- **Data section**
::::
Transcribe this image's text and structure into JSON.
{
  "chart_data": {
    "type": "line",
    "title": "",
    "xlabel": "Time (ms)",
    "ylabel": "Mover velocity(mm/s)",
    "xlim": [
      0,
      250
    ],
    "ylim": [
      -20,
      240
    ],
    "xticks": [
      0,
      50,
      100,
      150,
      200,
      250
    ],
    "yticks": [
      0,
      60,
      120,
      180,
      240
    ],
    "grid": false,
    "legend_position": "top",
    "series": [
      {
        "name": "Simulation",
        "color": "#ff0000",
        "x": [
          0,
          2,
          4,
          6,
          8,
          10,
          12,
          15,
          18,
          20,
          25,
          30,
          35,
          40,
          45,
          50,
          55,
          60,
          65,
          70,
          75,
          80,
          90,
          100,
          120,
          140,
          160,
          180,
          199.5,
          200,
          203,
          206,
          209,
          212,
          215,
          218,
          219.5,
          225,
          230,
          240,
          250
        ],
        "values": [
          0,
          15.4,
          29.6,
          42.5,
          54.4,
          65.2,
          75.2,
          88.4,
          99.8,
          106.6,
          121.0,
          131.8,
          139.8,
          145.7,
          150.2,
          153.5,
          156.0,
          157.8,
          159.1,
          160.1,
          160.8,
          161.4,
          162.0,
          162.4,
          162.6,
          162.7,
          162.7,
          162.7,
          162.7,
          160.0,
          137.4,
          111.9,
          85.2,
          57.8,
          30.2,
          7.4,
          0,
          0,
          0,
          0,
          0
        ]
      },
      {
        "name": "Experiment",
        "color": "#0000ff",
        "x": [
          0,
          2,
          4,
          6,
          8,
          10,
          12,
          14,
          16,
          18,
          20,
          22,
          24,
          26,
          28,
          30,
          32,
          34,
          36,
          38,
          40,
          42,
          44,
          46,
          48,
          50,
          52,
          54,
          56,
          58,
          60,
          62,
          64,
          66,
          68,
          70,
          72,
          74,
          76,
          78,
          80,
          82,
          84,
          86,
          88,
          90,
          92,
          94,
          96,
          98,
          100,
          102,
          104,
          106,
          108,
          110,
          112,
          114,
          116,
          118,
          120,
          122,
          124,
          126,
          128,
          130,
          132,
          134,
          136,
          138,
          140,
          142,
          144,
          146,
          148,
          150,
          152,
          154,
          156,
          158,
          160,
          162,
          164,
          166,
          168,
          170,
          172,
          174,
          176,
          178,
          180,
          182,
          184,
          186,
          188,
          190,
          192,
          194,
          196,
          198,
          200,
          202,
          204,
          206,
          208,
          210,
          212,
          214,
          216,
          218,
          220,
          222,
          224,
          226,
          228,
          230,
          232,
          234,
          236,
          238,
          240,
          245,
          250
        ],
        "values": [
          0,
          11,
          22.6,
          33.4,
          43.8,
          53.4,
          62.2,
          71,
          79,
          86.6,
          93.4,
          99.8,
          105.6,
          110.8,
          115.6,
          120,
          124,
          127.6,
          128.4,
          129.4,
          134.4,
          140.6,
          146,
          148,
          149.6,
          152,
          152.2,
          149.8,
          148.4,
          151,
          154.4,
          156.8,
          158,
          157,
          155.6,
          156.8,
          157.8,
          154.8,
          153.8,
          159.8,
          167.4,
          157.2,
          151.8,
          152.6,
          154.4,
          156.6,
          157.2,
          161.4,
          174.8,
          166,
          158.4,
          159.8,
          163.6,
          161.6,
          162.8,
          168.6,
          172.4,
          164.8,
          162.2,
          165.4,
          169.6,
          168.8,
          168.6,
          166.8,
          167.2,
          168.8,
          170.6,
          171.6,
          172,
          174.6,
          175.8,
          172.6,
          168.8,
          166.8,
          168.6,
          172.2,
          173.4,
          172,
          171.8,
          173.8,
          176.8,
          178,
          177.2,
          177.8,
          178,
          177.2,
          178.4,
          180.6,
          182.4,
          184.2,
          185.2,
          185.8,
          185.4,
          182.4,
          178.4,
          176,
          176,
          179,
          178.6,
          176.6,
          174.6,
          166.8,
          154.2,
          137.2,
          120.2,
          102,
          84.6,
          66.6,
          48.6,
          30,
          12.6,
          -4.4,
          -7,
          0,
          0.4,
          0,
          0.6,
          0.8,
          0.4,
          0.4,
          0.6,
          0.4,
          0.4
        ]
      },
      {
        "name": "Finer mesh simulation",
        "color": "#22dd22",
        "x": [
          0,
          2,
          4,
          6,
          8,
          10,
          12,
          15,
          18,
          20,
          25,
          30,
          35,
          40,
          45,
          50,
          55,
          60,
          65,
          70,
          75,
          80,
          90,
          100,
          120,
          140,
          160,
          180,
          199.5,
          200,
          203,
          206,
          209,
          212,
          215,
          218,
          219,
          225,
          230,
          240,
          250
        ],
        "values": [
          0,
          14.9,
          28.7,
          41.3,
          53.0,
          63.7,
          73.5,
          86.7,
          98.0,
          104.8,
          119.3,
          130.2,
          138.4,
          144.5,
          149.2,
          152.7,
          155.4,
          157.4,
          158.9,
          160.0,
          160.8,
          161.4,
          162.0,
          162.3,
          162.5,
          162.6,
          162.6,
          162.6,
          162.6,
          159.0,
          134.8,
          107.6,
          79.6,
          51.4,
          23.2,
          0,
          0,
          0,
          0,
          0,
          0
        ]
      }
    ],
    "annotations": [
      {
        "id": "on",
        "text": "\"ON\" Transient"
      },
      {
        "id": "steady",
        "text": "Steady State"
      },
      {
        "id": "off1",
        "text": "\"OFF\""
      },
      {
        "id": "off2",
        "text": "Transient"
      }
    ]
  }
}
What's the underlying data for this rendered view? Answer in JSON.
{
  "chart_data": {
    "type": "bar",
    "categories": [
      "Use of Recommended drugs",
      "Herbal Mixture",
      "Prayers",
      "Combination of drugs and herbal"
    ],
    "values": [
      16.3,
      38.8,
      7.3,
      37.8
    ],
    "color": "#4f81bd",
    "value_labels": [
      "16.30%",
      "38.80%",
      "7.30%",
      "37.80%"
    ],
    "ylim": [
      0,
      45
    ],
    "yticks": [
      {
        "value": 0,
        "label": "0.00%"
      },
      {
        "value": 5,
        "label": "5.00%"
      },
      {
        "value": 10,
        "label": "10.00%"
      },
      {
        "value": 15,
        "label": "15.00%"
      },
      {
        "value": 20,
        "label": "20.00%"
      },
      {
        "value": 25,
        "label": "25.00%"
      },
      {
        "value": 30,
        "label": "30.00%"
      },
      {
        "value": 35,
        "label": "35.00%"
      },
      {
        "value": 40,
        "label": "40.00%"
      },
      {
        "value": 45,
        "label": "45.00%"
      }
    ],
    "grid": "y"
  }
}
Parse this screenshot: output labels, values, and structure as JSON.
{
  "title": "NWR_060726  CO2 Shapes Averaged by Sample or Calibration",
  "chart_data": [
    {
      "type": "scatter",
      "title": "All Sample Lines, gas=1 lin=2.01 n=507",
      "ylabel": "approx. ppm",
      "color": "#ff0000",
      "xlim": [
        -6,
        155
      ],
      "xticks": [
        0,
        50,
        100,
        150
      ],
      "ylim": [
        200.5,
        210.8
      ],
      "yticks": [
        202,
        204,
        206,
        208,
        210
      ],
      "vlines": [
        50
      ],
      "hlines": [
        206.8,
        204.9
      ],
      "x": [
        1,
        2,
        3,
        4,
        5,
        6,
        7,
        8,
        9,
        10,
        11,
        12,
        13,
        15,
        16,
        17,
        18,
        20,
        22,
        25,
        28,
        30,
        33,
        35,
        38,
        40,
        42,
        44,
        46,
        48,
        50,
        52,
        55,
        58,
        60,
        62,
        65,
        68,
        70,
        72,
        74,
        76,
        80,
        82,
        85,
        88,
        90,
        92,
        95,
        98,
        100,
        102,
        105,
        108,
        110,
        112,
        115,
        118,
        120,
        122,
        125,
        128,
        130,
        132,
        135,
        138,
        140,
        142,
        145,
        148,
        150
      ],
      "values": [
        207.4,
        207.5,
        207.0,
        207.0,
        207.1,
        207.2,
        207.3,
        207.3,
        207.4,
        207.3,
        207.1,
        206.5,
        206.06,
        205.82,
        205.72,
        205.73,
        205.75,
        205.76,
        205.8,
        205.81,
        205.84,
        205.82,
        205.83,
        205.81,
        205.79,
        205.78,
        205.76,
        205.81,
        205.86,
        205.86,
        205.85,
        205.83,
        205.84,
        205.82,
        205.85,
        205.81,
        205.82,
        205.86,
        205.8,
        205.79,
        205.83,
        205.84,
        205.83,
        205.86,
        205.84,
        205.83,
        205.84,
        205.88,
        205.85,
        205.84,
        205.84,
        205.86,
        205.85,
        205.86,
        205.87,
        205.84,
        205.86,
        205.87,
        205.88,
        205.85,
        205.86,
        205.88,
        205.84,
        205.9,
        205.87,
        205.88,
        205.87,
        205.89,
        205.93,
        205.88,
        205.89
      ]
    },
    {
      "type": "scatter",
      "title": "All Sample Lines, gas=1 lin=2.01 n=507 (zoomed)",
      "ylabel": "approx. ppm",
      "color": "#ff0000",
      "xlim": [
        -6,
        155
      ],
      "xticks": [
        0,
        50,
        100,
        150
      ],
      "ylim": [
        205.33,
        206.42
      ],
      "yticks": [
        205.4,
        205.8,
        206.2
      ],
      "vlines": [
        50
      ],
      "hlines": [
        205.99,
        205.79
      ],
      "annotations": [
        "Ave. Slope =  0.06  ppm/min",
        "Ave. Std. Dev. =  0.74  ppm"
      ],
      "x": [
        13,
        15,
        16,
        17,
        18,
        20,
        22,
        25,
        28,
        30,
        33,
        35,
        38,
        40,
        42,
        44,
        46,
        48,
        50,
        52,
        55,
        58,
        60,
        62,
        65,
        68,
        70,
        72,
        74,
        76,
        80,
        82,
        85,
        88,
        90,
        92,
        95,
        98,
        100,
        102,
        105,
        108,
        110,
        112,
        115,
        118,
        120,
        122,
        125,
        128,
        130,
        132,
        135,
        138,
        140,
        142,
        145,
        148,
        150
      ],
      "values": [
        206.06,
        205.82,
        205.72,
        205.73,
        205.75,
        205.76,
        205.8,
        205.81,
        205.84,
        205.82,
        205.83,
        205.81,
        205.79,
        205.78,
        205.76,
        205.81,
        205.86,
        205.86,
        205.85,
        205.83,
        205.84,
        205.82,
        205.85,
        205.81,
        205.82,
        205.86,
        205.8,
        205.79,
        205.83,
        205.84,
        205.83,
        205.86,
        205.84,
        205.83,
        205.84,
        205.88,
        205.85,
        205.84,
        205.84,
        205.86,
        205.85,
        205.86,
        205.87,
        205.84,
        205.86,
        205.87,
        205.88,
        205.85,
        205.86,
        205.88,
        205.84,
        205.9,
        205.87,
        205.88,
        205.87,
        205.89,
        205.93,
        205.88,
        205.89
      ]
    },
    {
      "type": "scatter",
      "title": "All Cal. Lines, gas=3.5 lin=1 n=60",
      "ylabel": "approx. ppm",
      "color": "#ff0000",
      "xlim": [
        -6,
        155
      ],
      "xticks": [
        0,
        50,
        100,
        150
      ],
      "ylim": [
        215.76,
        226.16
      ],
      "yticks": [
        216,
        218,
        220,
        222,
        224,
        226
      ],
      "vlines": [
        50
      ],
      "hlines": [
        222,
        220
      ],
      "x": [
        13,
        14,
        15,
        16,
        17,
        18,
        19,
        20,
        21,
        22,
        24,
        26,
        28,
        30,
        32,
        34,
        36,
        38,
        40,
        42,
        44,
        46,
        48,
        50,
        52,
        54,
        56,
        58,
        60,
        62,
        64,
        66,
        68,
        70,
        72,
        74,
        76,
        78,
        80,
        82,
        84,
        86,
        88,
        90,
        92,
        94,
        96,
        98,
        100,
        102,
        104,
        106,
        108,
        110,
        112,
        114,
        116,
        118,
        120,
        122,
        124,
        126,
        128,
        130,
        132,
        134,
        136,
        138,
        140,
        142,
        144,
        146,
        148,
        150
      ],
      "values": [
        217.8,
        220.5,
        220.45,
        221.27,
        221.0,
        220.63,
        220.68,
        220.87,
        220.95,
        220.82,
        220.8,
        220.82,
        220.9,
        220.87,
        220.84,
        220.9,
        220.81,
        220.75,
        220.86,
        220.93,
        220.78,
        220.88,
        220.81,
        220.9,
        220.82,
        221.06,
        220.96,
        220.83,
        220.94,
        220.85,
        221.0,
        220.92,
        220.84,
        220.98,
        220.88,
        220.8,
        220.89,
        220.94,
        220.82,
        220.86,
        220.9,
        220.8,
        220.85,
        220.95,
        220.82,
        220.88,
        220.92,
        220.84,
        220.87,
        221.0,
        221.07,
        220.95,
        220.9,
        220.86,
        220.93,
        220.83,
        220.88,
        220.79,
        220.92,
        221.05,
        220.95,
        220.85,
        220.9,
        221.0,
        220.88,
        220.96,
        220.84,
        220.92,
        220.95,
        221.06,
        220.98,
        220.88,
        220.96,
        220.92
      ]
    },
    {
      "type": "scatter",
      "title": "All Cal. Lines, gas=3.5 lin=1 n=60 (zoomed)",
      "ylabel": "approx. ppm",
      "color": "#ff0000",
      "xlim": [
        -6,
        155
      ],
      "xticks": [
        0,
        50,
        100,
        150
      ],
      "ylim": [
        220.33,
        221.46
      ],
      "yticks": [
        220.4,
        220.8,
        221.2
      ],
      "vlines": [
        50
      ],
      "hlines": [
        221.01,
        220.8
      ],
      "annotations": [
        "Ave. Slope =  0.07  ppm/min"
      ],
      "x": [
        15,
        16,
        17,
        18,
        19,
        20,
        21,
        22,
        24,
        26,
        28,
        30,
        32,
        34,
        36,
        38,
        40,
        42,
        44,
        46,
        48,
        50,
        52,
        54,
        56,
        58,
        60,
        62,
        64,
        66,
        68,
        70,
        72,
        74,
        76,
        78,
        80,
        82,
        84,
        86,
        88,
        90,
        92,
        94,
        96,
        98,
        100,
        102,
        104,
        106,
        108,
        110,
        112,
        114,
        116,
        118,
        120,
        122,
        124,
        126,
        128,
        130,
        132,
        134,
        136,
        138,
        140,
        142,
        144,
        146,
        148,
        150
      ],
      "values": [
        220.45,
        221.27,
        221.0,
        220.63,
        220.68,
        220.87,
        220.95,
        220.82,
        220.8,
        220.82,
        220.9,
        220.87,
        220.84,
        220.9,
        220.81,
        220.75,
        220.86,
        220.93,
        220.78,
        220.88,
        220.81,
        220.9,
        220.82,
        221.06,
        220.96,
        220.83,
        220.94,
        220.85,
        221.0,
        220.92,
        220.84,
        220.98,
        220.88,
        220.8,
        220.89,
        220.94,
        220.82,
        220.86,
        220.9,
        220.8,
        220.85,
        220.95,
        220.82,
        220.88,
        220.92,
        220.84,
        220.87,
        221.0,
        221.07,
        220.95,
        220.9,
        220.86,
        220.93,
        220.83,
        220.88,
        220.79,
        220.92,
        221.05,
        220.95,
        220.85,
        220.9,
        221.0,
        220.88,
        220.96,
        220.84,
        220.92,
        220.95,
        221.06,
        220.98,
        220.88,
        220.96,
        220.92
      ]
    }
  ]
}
::::
- **Set problem**
Tell how many lines contain the word "this", using only the number.

- **Correct output**
3